┌──

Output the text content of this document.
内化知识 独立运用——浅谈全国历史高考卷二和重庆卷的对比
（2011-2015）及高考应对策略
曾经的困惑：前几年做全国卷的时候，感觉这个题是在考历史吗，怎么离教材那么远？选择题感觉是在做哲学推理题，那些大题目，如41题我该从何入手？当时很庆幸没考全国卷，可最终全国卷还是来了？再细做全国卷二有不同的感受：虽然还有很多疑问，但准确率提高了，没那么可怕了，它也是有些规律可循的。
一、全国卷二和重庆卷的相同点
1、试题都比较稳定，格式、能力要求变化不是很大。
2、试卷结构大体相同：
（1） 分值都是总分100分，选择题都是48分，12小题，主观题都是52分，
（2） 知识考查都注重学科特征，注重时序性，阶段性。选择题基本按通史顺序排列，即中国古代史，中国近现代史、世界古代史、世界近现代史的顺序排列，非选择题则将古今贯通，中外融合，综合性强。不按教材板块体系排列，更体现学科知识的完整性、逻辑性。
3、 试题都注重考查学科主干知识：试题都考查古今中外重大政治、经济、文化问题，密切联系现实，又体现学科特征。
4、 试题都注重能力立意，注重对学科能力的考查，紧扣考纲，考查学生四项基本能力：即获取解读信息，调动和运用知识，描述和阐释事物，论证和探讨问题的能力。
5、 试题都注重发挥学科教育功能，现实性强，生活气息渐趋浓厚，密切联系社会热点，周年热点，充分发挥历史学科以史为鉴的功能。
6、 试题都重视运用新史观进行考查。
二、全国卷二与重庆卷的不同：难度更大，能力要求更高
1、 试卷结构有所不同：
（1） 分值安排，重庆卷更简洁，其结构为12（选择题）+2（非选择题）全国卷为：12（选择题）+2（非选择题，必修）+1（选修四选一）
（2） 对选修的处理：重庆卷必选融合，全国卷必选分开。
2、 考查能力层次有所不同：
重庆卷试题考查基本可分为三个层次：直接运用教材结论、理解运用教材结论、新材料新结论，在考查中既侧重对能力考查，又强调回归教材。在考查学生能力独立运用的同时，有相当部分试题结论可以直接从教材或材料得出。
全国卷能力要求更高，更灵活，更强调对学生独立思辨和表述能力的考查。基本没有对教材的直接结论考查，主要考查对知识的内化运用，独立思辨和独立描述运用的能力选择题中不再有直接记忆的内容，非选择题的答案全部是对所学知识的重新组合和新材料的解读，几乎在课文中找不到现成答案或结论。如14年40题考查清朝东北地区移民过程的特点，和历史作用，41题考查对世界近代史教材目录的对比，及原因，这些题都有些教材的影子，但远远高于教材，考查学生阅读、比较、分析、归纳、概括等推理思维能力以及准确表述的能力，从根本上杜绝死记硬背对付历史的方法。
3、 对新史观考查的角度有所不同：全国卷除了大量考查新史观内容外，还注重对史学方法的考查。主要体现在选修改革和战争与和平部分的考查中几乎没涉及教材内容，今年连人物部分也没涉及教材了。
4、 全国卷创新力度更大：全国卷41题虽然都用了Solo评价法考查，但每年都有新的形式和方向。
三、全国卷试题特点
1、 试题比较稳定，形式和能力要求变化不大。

└──

What you are asked to do
Repeat the material above in full, exactly as it stands.

Correct output
Output the text content of this document.
内化知识 独立运用——浅谈全国历史高考卷二和重庆卷的对比
（2011-2015）及高考应对策略
曾经的困惑：前几年做全国卷的时候，感觉这个题是在考历史吗，怎么离教材那么远？选择题感觉是在做哲学推理题，那些大题目，如41题我该从何入手？当时很庆幸没考全国卷，可最终全国卷还是来了？再细做全国卷二有不同的感受：虽然还有很多疑问，但准确率提高了，没那么可怕了，它也是有些规律可循的。
一、全国卷二和重庆卷的相同点
1、试题都比较稳定，格式、能力要求变化不是很大。
2、试卷结构大体相同：
（1） 分值都是总分100分，选择题都是48分，12小题，主观题都是52分，
（2） 知识考查都注重学科特征，注重时序性，阶段性。选择题基本按通史顺序排列，即中国古代史，中国近现代史、世界古代史、世界近现代史的顺序排列，非选择题则将古今贯通，中外融合，综合性强。不按教材板块体系排列，更体现学科知识的完整性、逻辑性。
3、 试题都注重考查学科主干知识：试题都考查古今中外重大政治、经济、文化问题，密切联系现实，又体现学科特征。
4、 试题都注重能力立意，注重对学科能力的考查，紧扣考纲，考查学生四项基本能力：即获取解读信息，调动和运用知识，描述和阐释事物，论证和探讨问题的能力。
5、 试题都注重发挥学科教育功能，现实性强，生活气息渐趋浓厚，密切联系社会热点，周年热点，充分发挥历史学科以史为鉴的功能。
6、 试题都重视运用新史观进行考查。
二、全国卷二与重庆卷的不同：难度更大，能力要求更高
1、 试卷结构有所不同：
（1） 分值安排，重庆卷更简洁，其结构为12（选择题）+2（非选择题）全国卷为：12（选择题）+2（非选择题，必修）+1（选修四选一）
（2） 对选修的处理：重庆卷必选融合，全国卷必选分开。
2、 考查能力层次有所不同：
重庆卷试题考查基本可分为三个层次：直接运用教材结论、理解运用教材结论、新材料新结论，在考查中既侧重对能力考查，又强调回归教材。在考查学生能力独立运用的同时，有相当部分试题结论可以直接从教材或材料得出。
全国卷能力要求更高，更灵活，更强调对学生独立思辨和表述能力的考查。基本没有对教材的直接结论考查，主要考查对知识的内化运用，独立思辨和独立描述运用的能力选择题中不再有直接记忆的内容，非选择题的答案全部是对所学知识的重新组合和新材料的解读，几乎在课文中找不到现成答案或结论。如14年40题考查清朝东北地区移民过程的特点，和历史作用，41题考查对世界近代史教材目录的对比，及原因，这些题都有些教材的影子，但远远高于教材，考查学生阅读、比较、分析、归纳、概括等推理思维能力以及准确表述的能力，从根本上杜绝死记硬背对付历史的方法。
3、 对新史观考查的角度有所不同：全国卷除了大量考查新史观内容外，还注重对史学方法的考查。主要体现在选修改革和战争与和平部分的考查中几乎没涉及教材内容，今年连人物部分也没涉及教材了。
4、 全国卷创新力度更大：全国卷41题虽然都用了Solo评价法考查，但每年都有新的形式和方向。
三、全国卷试题特点
1、 试题比较稳定，形式和能力要求变化不大。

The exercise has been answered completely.